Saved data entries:
----------------------------------------
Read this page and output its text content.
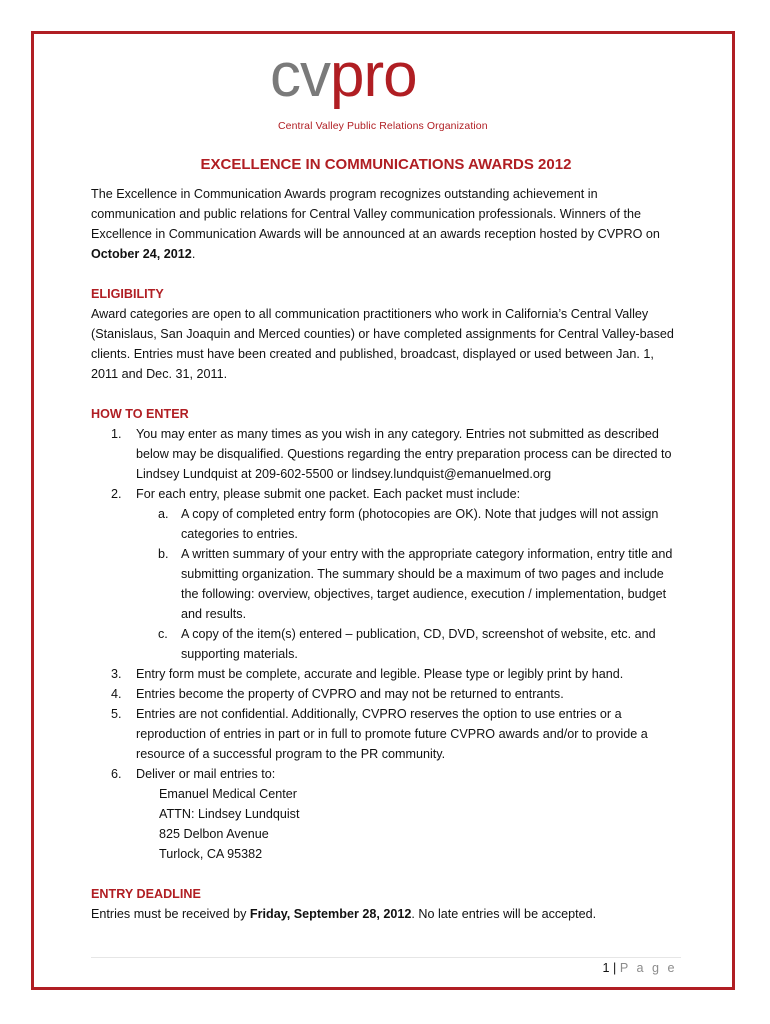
cvpro
Central Valley Public Relations Organization
EXCELLENCE IN COMMUNICATIONS AWARDS 2012

The Excellence in Communication Awards program recognizes outstanding achievement in communication and public relations for Central Valley communication professionals. Winners of the Excellence in Communication Awards will be announced at an awards reception hosted by CVPRO on October 24, 2012.

ELIGIBILITY

Award categories are open to all communication practitioners who work in California’s Central Valley (Stanislaus, San Joaquin and Merced counties) or have completed assignments for Central Valley-based clients. Entries must have been created and published, broadcast, displayed or used between Jan. 1, 2011 and Dec. 31, 2011.

HOW TO ENTER

1. You may enter as many times as you wish in any category. Entries not submitted as described below may be disqualified. Questions regarding the entry preparation process can be directed to Lindsey Lundquist at 209-602-5500 or lindsey.lundquist@emanuelmed.org
2. For each entry, please submit one packet. Each packet must include:
a. A copy of completed entry form (photocopies are OK). Note that judges will not assign categories to entries.
b. A written summary of your entry with the appropriate category information, entry title and submitting organization. The summary should be a maximum of two pages and include the following: overview, objectives, target audience, execution / implementation, budget and results.
c. A copy of the item(s) entered – publication, CD, DVD, screenshot of website, etc. and supporting materials.
3. Entry form must be complete, accurate and legible. Please type or legibly print by hand.
4. Entries become the property of CVPRO and may not be returned to entrants.
5. Entries are not confidential. Additionally, CVPRO reserves the option to use entries or a reproduction of entries in part or in full to promote future CVPRO awards and/or to provide a resource of a successful program to the PR community.
6. Deliver or mail entries to:
Emanuel Medical Center
ATTN: Lindsey Lundquist
825 Delbon Avenue
Turlock, CA 95382

ENTRY DEADLINE

Entries must be received by Friday, September 28, 2012. No late entries will be accepted.

1 | P a g e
----------------------------------------
**TASK DESCRIPTION**
Without the pictures, transcribe the listing above exactly.

**REPLY**
Read this page and output its text content.
cvpro
Central Valley Public Relations Organization
EXCELLENCE IN COMMUNICATIONS AWARDS 2012

The Excellence in Communication Awards program recognizes outstanding achievement in communication and public relations for Central Valley communication professionals. Winners of the Excellence in Communication Awards will be announced at an awards reception hosted by CVPRO on October 24, 2012.

ELIGIBILITY

Award categories are open to all communication practitioners who work in California’s Central Valley (Stanislaus, San Joaquin and Merced counties) or have completed assignments for Central Valley-based clients. Entries must have been created and published, broadcast, displayed or used between Jan. 1, 2011 and Dec. 31, 2011.

HOW TO ENTER

1. You may enter as many times as you wish in any category. Entries not submitted as described below may be disqualified. Questions regarding the entry preparation process can be directed to Lindsey Lundquist at 209-602-5500 or lindsey.lundquist@emanuelmed.org
2. For each entry, please submit one packet. Each packet must include:
a. A copy of completed entry form (photocopies are OK). Note that judges will not assign categories to entries.
b. A written summary of your entry with the appropriate category information, entry title and submitting organization. The summary should be a maximum of two pages and include the following: overview, objectives, target audience, execution / implementation, budget and results.
c. A copy of the item(s) entered – publication, CD, DVD, screenshot of website, etc. and supporting materials.
3. Entry form must be complete, accurate and legible. Please type or legibly print by hand.
4. Entries become the property of CVPRO and may not be returned to entrants.
5. Entries are not confidential. Additionally, CVPRO reserves the option to use entries or a reproduction of entries in part or in full to promote future CVPRO awards and/or to provide a resource of a successful program to the PR community.
6. Deliver or mail entries to:
Emanuel Medical Center
ATTN: Lindsey Lundquist
825 Delbon Avenue
Turlock, CA 95382

ENTRY DEADLINE

Entries must be received by Friday, September 28, 2012. No late entries will be accepted.

1 | P a g e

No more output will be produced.